> [Stated problem]
Print the entries below in their entirety, exactly as they are written.

↓

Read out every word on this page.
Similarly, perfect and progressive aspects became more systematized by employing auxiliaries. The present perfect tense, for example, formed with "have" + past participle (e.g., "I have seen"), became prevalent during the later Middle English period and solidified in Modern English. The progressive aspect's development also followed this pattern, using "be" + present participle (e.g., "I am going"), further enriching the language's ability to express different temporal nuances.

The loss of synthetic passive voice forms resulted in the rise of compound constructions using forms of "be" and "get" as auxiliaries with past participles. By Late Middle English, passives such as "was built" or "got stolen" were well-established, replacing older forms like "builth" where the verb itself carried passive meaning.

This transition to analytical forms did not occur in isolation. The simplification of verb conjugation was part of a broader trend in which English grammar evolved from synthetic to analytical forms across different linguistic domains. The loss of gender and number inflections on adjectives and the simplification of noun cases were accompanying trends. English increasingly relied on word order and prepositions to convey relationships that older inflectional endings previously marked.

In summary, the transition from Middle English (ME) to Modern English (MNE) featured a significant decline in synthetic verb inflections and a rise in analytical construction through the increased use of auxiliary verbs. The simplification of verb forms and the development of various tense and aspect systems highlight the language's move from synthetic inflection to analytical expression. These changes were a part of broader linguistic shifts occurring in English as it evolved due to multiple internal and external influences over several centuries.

↑

> [Expected output]
Read out every word on this page.
Similarly, perfect and progressive aspects became more systematized by employing auxiliaries. The present perfect tense, for example, formed with "have" + past participle (e.g., "I have seen"), became prevalent during the later Middle English period and solidified in Modern English. The progressive aspect's development also followed this pattern, using "be" + present participle (e.g., "I am going"), further enriching the language's ability to express different temporal nuances.

The loss of synthetic passive voice forms resulted in the rise of compound constructions using forms of "be" and "get" as auxiliaries with past participles. By Late Middle English, passives such as "was built" or "got stolen" were well-established, replacing older forms like "builth" where the verb itself carried passive meaning.

This transition to analytical forms did not occur in isolation. The simplification of verb conjugation was part of a broader trend in which English grammar evolved from synthetic to analytical forms across different linguistic domains. The loss of gender and number inflections on adjectives and the simplification of noun cases were accompanying trends. English increasingly relied on word order and prepositions to convey relationships that older inflectional endings previously marked.

In summary, the transition from Middle English (ME) to Modern English (MNE) featured a significant decline in synthetic verb inflections and a rise in analytical construction through the increased use of auxiliary verbs. The simplification of verb forms and the development of various tense and aspect systems highlight the language's move from synthetic inflection to analytical expression. These changes were a part of broader linguistic shifts occurring in English as it evolved due to multiple internal and external influences over several centuries.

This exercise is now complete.